• EXERCISE PROMPT: Can you transcribe every entry word for word, skipping the images?

• TASK MATERIAL:

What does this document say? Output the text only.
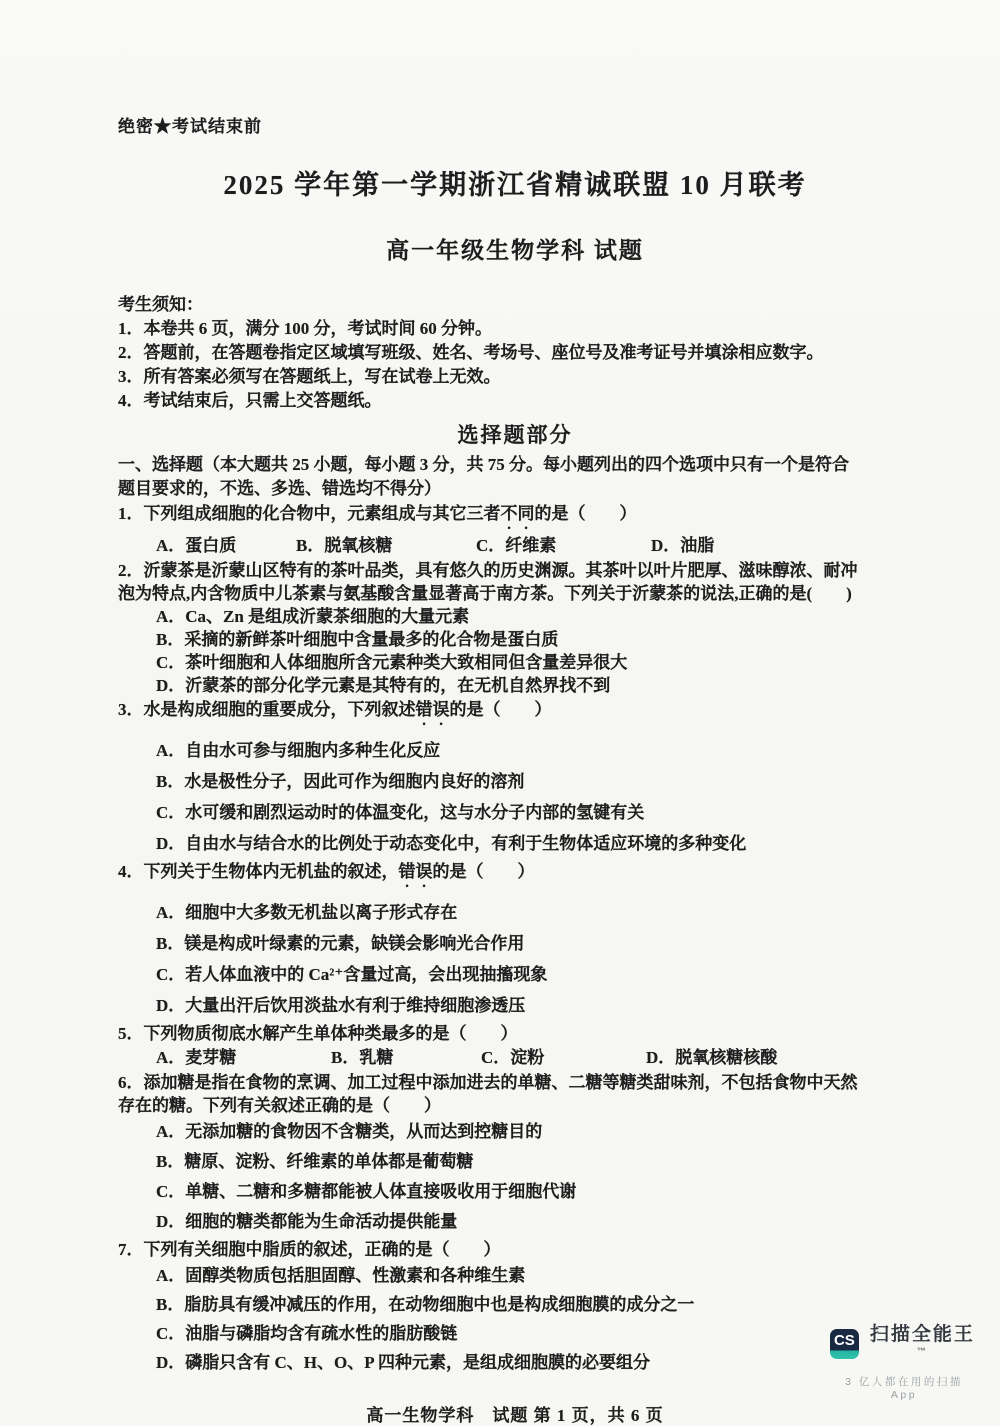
绝密★考试结束前
2025 学年第一学期浙江省精诚联盟 10 月联考
高一年级生物学科 试题
考生须知：
1．本卷共 6 页，满分 100 分，考试时间 60 分钟。
2．答题前，在答题卷指定区域填写班级、姓名、考场号、座位号及准考证号并填涂相应数字。
3．所有答案必须写在答题纸上，写在试卷上无效。
4．考试结束后，只需上交答题纸。
选择题部分
一、选择题（本大题共 25 小题，每小题 3 分，共 75 分。每小题列出的四个选项中只有一个是符合
题目要求的，不选、多选、错选均不得分）
1．下列组成细胞的化合物中，元素组成与其它三者不同的是（　　）
A．蛋白质	B．脱氧核糖	C．纤维素	D．油脂
2．沂蒙茶是沂蒙山区特有的茶叶品类，具有悠久的历史渊源。其茶叶以叶片肥厚、滋味醇浓、耐冲
泡为特点,内含物质中儿茶素与氨基酸含量显著高于南方茶。下列关于沂蒙茶的说法,正确的是(　　)
A．Ca、Zn 是组成沂蒙茶细胞的大量元素
B．采摘的新鲜茶叶细胞中含量最多的化合物是蛋白质
C．茶叶细胞和人体细胞所含元素种类大致相同但含量差异很大
D．沂蒙茶的部分化学元素是其特有的，在无机自然界找不到
3．水是构成细胞的重要成分，下列叙述错误的是（　　）
A．自由水可参与细胞内多种生化反应
B．水是极性分子，因此可作为细胞内良好的溶剂
C．水可缓和剧烈运动时的体温变化，这与水分子内部的氢键有关
D．自由水与结合水的比例处于动态变化中，有利于生物体适应环境的多种变化
4．下列关于生物体内无机盐的叙述，错误的是（　　）
A．细胞中大多数无机盐以离子形式存在
B．镁是构成叶绿素的元素，缺镁会影响光合作用
C．若人体血液中的 Ca²⁺含量过高，会出现抽搐现象
D．大量出汗后饮用淡盐水有利于维持细胞渗透压
5．下列物质彻底水解产生单体种类最多的是（　　）
A．麦芽糖	B．乳糖	C．淀粉	D．脱氧核糖核酸
6．添加糖是指在食物的烹调、加工过程中添加进去的单糖、二糖等糖类甜味剂，不包括食物中天然
存在的糖。下列有关叙述正确的是（　　）
A．无添加糖的食物因不含糖类，从而达到控糖目的
B．糖原、淀粉、纤维素的单体都是葡萄糖
C．单糖、二糖和多糖都能被人体直接吸收用于细胞代谢
D．细胞的糖类都能为生命活动提供能量
7．下列有关细胞中脂质的叙述，正确的是（　　）
A．固醇类物质包括胆固醇、性激素和各种维生素
B．脂肪具有缓冲减压的作用，在动物细胞中也是构成细胞膜的成分之一
C．油脂与磷脂均含有疏水性的脂肪酸链
D．磷脂只含有 C、H、O、P 四种元素，是组成细胞膜的必要组分
高一生物学科　试题 第 1 页，共 6 页
CS 扫描全能王™
3 亿人都在用的扫描 App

• PROBLEM SOLUTION:
What does this document say? Output the text only.
绝密★考试结束前
2025 学年第一学期浙江省精诚联盟 10 月联考
高一年级生物学科 试题
考生须知：
1．本卷共 6 页，满分 100 分，考试时间 60 分钟。
2．答题前，在答题卷指定区域填写班级、姓名、考场号、座位号及准考证号并填涂相应数字。
3．所有答案必须写在答题纸上，写在试卷上无效。
4．考试结束后，只需上交答题纸。
选择题部分
一、选择题（本大题共 25 小题，每小题 3 分，共 75 分。每小题列出的四个选项中只有一个是符合
题目要求的，不选、多选、错选均不得分）
1．下列组成细胞的化合物中，元素组成与其它三者不同的是（　　）
A．蛋白质	B．脱氧核糖	C．纤维素	D．油脂
2．沂蒙茶是沂蒙山区特有的茶叶品类，具有悠久的历史渊源。其茶叶以叶片肥厚、滋味醇浓、耐冲
泡为特点,内含物质中儿茶素与氨基酸含量显著高于南方茶。下列关于沂蒙茶的说法,正确的是(　　)
A．Ca、Zn 是组成沂蒙茶细胞的大量元素
B．采摘的新鲜茶叶细胞中含量最多的化合物是蛋白质
C．茶叶细胞和人体细胞所含元素种类大致相同但含量差异很大
D．沂蒙茶的部分化学元素是其特有的，在无机自然界找不到
3．水是构成细胞的重要成分，下列叙述错误的是（　　）
A．自由水可参与细胞内多种生化反应
B．水是极性分子，因此可作为细胞内良好的溶剂
C．水可缓和剧烈运动时的体温变化，这与水分子内部的氢键有关
D．自由水与结合水的比例处于动态变化中，有利于生物体适应环境的多种变化
4．下列关于生物体内无机盐的叙述，错误的是（　　）
A．细胞中大多数无机盐以离子形式存在
B．镁是构成叶绿素的元素，缺镁会影响光合作用
C．若人体血液中的 Ca²⁺含量过高，会出现抽搐现象
D．大量出汗后饮用淡盐水有利于维持细胞渗透压
5．下列物质彻底水解产生单体种类最多的是（　　）
A．麦芽糖	B．乳糖	C．淀粉	D．脱氧核糖核酸
6．添加糖是指在食物的烹调、加工过程中添加进去的单糖、二糖等糖类甜味剂，不包括食物中天然
存在的糖。下列有关叙述正确的是（　　）
A．无添加糖的食物因不含糖类，从而达到控糖目的
B．糖原、淀粉、纤维素的单体都是葡萄糖
C．单糖、二糖和多糖都能被人体直接吸收用于细胞代谢
D．细胞的糖类都能为生命活动提供能量
7．下列有关细胞中脂质的叙述，正确的是（　　）
A．固醇类物质包括胆固醇、性激素和各种维生素
B．脂肪具有缓冲减压的作用，在动物细胞中也是构成细胞膜的成分之一
C．油脂与磷脂均含有疏水性的脂肪酸链
D．磷脂只含有 C、H、O、P 四种元素，是组成细胞膜的必要组分
高一生物学科　试题 第 1 页，共 6 页
CS 扫描全能王™
3 亿人都在用的扫描 App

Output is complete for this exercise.